- Objective: Retype the material that follows, keeping every word as it is.

Data entries:
■ ■ ■

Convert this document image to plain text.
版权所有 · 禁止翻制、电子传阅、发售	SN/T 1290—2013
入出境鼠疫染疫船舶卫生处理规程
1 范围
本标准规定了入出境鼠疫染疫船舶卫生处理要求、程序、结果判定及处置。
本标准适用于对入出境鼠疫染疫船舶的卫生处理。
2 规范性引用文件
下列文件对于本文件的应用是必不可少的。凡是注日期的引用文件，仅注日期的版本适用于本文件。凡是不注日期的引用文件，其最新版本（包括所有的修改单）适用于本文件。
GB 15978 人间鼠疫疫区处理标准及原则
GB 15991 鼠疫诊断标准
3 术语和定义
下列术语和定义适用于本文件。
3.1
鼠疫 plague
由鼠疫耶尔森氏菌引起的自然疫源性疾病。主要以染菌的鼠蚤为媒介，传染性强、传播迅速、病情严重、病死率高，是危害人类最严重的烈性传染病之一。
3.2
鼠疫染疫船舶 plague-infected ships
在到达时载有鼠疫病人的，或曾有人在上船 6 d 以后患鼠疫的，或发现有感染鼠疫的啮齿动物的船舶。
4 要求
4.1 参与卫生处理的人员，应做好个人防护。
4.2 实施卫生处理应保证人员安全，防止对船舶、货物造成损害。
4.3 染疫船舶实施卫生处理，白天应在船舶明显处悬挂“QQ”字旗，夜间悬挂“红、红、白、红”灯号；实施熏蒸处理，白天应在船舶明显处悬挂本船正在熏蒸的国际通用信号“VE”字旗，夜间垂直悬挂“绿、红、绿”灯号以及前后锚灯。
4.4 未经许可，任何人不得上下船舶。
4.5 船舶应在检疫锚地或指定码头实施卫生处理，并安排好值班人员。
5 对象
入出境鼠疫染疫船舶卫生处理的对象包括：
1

■ ■ ■

- Result of the exercise:
Convert this document image to plain text.
版权所有 · 禁止翻制、电子传阅、发售	SN/T 1290—2013
入出境鼠疫染疫船舶卫生处理规程
1 范围
本标准规定了入出境鼠疫染疫船舶卫生处理要求、程序、结果判定及处置。
本标准适用于对入出境鼠疫染疫船舶的卫生处理。
2 规范性引用文件
下列文件对于本文件的应用是必不可少的。凡是注日期的引用文件，仅注日期的版本适用于本文件。凡是不注日期的引用文件，其最新版本（包括所有的修改单）适用于本文件。
GB 15978 人间鼠疫疫区处理标准及原则
GB 15991 鼠疫诊断标准
3 术语和定义
下列术语和定义适用于本文件。
3.1
鼠疫 plague
由鼠疫耶尔森氏菌引起的自然疫源性疾病。主要以染菌的鼠蚤为媒介，传染性强、传播迅速、病情严重、病死率高，是危害人类最严重的烈性传染病之一。
3.2
鼠疫染疫船舶 plague-infected ships
在到达时载有鼠疫病人的，或曾有人在上船 6 d 以后患鼠疫的，或发现有感染鼠疫的啮齿动物的船舶。
4 要求
4.1 参与卫生处理的人员，应做好个人防护。
4.2 实施卫生处理应保证人员安全，防止对船舶、货物造成损害。
4.3 染疫船舶实施卫生处理，白天应在船舶明显处悬挂“QQ”字旗，夜间悬挂“红、红、白、红”灯号；实施熏蒸处理，白天应在船舶明显处悬挂本船正在熏蒸的国际通用信号“VE”字旗，夜间垂直悬挂“绿、红、绿”灯号以及前后锚灯。
4.4 未经许可，任何人不得上下船舶。
4.5 船舶应在检疫锚地或指定码头实施卫生处理，并安排好值班人员。
5 对象
入出境鼠疫染疫船舶卫生处理的对象包括：
1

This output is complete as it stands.